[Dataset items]
####

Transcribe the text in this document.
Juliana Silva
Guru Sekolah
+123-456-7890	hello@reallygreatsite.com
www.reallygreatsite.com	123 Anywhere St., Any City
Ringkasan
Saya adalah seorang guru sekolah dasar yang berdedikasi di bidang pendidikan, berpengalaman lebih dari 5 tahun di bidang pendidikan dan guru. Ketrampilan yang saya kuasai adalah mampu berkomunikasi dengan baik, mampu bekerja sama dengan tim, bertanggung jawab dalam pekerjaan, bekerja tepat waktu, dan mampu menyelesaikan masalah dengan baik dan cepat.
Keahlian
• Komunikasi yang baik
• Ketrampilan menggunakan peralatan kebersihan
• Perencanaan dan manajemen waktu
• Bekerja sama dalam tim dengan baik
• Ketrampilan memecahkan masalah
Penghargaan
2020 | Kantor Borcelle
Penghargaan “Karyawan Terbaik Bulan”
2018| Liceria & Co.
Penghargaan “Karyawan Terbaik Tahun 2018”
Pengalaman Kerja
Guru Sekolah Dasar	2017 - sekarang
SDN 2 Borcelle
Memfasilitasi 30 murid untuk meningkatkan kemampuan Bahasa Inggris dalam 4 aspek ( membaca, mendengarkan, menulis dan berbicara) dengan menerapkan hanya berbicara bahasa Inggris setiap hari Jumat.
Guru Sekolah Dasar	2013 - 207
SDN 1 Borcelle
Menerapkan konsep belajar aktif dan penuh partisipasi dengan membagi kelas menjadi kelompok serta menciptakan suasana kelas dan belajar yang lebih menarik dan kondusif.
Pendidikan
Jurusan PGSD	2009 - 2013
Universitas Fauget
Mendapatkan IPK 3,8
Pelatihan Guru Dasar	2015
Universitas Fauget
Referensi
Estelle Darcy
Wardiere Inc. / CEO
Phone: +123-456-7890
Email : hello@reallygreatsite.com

####

◆ Task directions: Your task is to output the full set of records exactly as presented.

◆ Result of the exercise:
Transcribe the text in this document.
Juliana Silva
Guru Sekolah
+123-456-7890	hello@reallygreatsite.com
www.reallygreatsite.com	123 Anywhere St., Any City
Ringkasan
Saya adalah seorang guru sekolah dasar yang berdedikasi di bidang pendidikan, berpengalaman lebih dari 5 tahun di bidang pendidikan dan guru. Ketrampilan yang saya kuasai adalah mampu berkomunikasi dengan baik, mampu bekerja sama dengan tim, bertanggung jawab dalam pekerjaan, bekerja tepat waktu, dan mampu menyelesaikan masalah dengan baik dan cepat.
Keahlian
• Komunikasi yang baik
• Ketrampilan menggunakan peralatan kebersihan
• Perencanaan dan manajemen waktu
• Bekerja sama dalam tim dengan baik
• Ketrampilan memecahkan masalah
Penghargaan
2020 | Kantor Borcelle
Penghargaan “Karyawan Terbaik Bulan”
2018| Liceria & Co.
Penghargaan “Karyawan Terbaik Tahun 2018”
Pengalaman Kerja
Guru Sekolah Dasar	2017 - sekarang
SDN 2 Borcelle
Memfasilitasi 30 murid untuk meningkatkan kemampuan Bahasa Inggris dalam 4 aspek ( membaca, mendengarkan, menulis dan berbicara) dengan menerapkan hanya berbicara bahasa Inggris setiap hari Jumat.
Guru Sekolah Dasar	2013 - 207
SDN 1 Borcelle
Menerapkan konsep belajar aktif dan penuh partisipasi dengan membagi kelas menjadi kelompok serta menciptakan suasana kelas dan belajar yang lebih menarik dan kondusif.
Pendidikan
Jurusan PGSD	2009 - 2013
Universitas Fauget
Mendapatkan IPK 3,8
Pelatihan Guru Dasar	2015
Universitas Fauget
Referensi
Estelle Darcy
Wardiere Inc. / CEO
Phone: +123-456-7890
Email : hello@reallygreatsite.com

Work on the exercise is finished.